[[ Information shown, beginning ]]

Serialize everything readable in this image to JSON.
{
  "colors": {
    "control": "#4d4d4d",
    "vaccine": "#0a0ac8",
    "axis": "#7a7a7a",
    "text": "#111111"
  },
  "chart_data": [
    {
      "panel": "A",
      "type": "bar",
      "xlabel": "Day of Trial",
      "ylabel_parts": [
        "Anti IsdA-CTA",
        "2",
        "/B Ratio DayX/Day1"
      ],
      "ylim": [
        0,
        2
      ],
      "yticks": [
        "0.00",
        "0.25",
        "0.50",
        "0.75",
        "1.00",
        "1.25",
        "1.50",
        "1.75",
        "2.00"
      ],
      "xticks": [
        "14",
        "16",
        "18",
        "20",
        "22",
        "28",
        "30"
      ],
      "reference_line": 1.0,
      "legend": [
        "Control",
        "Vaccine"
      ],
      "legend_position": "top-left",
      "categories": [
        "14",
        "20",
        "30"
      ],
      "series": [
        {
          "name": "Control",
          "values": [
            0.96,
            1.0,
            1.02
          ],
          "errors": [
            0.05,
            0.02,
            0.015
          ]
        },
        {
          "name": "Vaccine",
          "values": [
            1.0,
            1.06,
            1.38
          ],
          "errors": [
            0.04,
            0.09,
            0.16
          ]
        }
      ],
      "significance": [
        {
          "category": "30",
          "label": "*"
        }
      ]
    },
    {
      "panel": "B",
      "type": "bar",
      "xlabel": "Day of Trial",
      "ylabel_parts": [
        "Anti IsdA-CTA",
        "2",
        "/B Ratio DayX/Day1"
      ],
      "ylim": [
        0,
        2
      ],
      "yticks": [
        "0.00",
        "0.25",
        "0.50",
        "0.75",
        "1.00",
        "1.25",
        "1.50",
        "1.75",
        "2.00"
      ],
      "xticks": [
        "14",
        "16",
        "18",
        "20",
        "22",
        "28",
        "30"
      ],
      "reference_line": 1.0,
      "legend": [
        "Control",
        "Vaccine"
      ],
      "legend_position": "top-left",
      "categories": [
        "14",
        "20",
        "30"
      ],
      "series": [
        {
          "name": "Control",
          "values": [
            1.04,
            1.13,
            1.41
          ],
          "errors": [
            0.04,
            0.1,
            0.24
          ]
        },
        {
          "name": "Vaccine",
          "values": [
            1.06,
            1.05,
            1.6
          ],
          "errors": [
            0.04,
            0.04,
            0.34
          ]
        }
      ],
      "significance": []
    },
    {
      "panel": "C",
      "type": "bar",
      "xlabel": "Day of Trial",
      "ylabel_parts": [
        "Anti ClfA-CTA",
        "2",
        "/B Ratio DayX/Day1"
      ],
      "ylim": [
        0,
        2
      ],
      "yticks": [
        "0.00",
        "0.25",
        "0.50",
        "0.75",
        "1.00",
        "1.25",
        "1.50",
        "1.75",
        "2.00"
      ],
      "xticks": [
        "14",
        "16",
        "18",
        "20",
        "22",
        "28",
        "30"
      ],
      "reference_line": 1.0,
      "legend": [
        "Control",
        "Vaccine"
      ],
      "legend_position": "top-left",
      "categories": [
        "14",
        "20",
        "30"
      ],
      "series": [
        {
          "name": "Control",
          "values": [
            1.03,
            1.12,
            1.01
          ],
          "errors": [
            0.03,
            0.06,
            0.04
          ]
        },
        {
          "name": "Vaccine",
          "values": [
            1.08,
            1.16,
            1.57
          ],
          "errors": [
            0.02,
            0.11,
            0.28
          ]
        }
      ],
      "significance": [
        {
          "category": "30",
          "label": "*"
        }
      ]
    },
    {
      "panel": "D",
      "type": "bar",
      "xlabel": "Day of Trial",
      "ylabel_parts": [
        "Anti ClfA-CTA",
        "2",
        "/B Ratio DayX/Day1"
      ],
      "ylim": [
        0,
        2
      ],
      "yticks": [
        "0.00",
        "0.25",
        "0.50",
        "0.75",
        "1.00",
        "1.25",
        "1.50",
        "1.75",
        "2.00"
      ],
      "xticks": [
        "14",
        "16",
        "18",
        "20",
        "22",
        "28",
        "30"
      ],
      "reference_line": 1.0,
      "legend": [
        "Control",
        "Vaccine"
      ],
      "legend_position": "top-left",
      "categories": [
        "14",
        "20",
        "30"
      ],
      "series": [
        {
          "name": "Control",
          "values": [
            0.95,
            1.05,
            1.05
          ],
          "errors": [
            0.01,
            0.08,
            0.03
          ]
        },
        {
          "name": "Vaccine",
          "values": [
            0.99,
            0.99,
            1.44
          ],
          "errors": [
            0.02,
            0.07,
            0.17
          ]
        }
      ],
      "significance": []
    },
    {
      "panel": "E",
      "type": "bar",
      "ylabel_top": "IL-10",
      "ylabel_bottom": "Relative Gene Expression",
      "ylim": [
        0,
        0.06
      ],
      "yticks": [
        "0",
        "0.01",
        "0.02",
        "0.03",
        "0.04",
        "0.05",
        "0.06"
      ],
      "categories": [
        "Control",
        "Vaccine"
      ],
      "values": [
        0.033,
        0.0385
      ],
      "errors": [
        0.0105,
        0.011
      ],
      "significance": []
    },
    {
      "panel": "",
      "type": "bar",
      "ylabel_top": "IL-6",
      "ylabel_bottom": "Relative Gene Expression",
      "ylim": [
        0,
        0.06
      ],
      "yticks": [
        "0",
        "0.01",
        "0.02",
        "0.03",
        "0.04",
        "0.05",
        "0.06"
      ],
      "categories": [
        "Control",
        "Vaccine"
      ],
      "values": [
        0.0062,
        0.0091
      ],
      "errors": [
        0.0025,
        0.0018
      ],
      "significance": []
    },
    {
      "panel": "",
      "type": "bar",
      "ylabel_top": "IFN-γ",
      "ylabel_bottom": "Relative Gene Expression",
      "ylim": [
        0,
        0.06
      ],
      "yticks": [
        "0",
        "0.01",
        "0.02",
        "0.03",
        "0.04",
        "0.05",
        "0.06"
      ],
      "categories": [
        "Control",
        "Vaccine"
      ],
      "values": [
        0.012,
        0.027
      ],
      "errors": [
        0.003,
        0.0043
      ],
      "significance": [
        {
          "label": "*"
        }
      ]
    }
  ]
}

[[ Information shown, end ]]

What is required: An exact transcription of all the entries is needed.

Output of the task:
Serialize everything readable in this image to JSON.
{
  "colors": {
    "control": "#4d4d4d",
    "vaccine": "#0a0ac8",
    "axis": "#7a7a7a",
    "text": "#111111"
  },
  "chart_data": [
    {
      "panel": "A",
      "type": "bar",
      "xlabel": "Day of Trial",
      "ylabel_parts": [
        "Anti IsdA-CTA",
        "2",
        "/B Ratio DayX/Day1"
      ],
      "ylim": [
        0,
        2
      ],
      "yticks": [
        "0.00",
        "0.25",
        "0.50",
        "0.75",
        "1.00",
        "1.25",
        "1.50",
        "1.75",
        "2.00"
      ],
      "xticks": [
        "14",
        "16",
        "18",
        "20",
        "22",
        "28",
        "30"
      ],
      "reference_line": 1.0,
      "legend": [
        "Control",
        "Vaccine"
      ],
      "legend_position": "top-left",
      "categories": [
        "14",
        "20",
        "30"
      ],
      "series": [
        {
          "name": "Control",
          "values": [
            0.96,
            1.0,
            1.02
          ],
          "errors": [
            0.05,
            0.02,
            0.015
          ]
        },
        {
          "name": "Vaccine",
          "values": [
            1.0,
            1.06,
            1.38
          ],
          "errors": [
            0.04,
            0.09,
            0.16
          ]
        }
      ],
      "significance": [
        {
          "category": "30",
          "label": "*"
        }
      ]
    },
    {
      "panel": "B",
      "type": "bar",
      "xlabel": "Day of Trial",
      "ylabel_parts": [
        "Anti IsdA-CTA",
        "2",
        "/B Ratio DayX/Day1"
      ],
      "ylim": [
        0,
        2
      ],
      "yticks": [
        "0.00",
        "0.25",
        "0.50",
        "0.75",
        "1.00",
        "1.25",
        "1.50",
        "1.75",
        "2.00"
      ],
      "xticks": [
        "14",
        "16",
        "18",
        "20",
        "22",
        "28",
        "30"
      ],
      "reference_line": 1.0,
      "legend": [
        "Control",
        "Vaccine"
      ],
      "legend_position": "top-left",
      "categories": [
        "14",
        "20",
        "30"
      ],
      "series": [
        {
          "name": "Control",
          "values": [
            1.04,
            1.13,
            1.41
          ],
          "errors": [
            0.04,
            0.1,
            0.24
          ]
        },
        {
          "name": "Vaccine",
          "values": [
            1.06,
            1.05,
            1.6
          ],
          "errors": [
            0.04,
            0.04,
            0.34
          ]
        }
      ],
      "significance": []
    },
    {
      "panel": "C",
      "type": "bar",
      "xlabel": "Day of Trial",
      "ylabel_parts": [
        "Anti ClfA-CTA",
        "2",
        "/B Ratio DayX/Day1"
      ],
      "ylim": [
        0,
        2
      ],
      "yticks": [
        "0.00",
        "0.25",
        "0.50",
        "0.75",
        "1.00",
        "1.25",
        "1.50",
        "1.75",
        "2.00"
      ],
      "xticks": [
        "14",
        "16",
        "18",
        "20",
        "22",
        "28",
        "30"
      ],
      "reference_line": 1.0,
      "legend": [
        "Control",
        "Vaccine"
      ],
      "legend_position": "top-left",
      "categories": [
        "14",
        "20",
        "30"
      ],
      "series": [
        {
          "name": "Control",
          "values": [
            1.03,
            1.12,
            1.01
          ],
          "errors": [
            0.03,
            0.06,
            0.04
          ]
        },
        {
          "name": "Vaccine",
          "values": [
            1.08,
            1.16,
            1.57
          ],
          "errors": [
            0.02,
            0.11,
            0.28
          ]
        }
      ],
      "significance": [
        {
          "category": "30",
          "label": "*"
        }
      ]
    },
    {
      "panel": "D",
      "type": "bar",
      "xlabel": "Day of Trial",
      "ylabel_parts": [
        "Anti ClfA-CTA",
        "2",
        "/B Ratio DayX/Day1"
      ],
      "ylim": [
        0,
        2
      ],
      "yticks": [
        "0.00",
        "0.25",
        "0.50",
        "0.75",
        "1.00",
        "1.25",
        "1.50",
        "1.75",
        "2.00"
      ],
      "xticks": [
        "14",
        "16",
        "18",
        "20",
        "22",
        "28",
        "30"
      ],
      "reference_line": 1.0,
      "legend": [
        "Control",
        "Vaccine"
      ],
      "legend_position": "top-left",
      "categories": [
        "14",
        "20",
        "30"
      ],
      "series": [
        {
          "name": "Control",
          "values": [
            0.95,
            1.05,
            1.05
          ],
          "errors": [
            0.01,
            0.08,
            0.03
          ]
        },
        {
          "name": "Vaccine",
          "values": [
            0.99,
            0.99,
            1.44
          ],
          "errors": [
            0.02,
            0.07,
            0.17
          ]
        }
      ],
      "significance": []
    },
    {
      "panel": "E",
      "type": "bar",
      "ylabel_top": "IL-10",
      "ylabel_bottom": "Relative Gene Expression",
      "ylim": [
        0,
        0.06
      ],
      "yticks": [
        "0",
        "0.01",
        "0.02",
        "0.03",
        "0.04",
        "0.05",
        "0.06"
      ],
      "categories": [
        "Control",
        "Vaccine"
      ],
      "values": [
        0.033,
        0.0385
      ],
      "errors": [
        0.0105,
        0.011
      ],
      "significance": []
    },
    {
      "panel": "",
      "type": "bar",
      "ylabel_top": "IL-6",
      "ylabel_bottom": "Relative Gene Expression",
      "ylim": [
        0,
        0.06
      ],
      "yticks": [
        "0",
        "0.01",
        "0.02",
        "0.03",
        "0.04",
        "0.05",
        "0.06"
      ],
      "categories": [
        "Control",
        "Vaccine"
      ],
      "values": [
        0.0062,
        0.0091
      ],
      "errors": [
        0.0025,
        0.0018
      ],
      "significance": []
    },
    {
      "panel": "",
      "type": "bar",
      "ylabel_top": "IFN-γ",
      "ylabel_bottom": "Relative Gene Expression",
      "ylim": [
        0,
        0.06
      ],
      "yticks": [
        "0",
        "0.01",
        "0.02",
        "0.03",
        "0.04",
        "0.05",
        "0.06"
      ],
      "categories": [
        "Control",
        "Vaccine"
      ],
      "values": [
        0.012,
        0.027
      ],
      "errors": [
        0.003,
        0.0043
      ],
      "significance": [
        {
          "label": "*"
        }
      ]
    }
  ]
}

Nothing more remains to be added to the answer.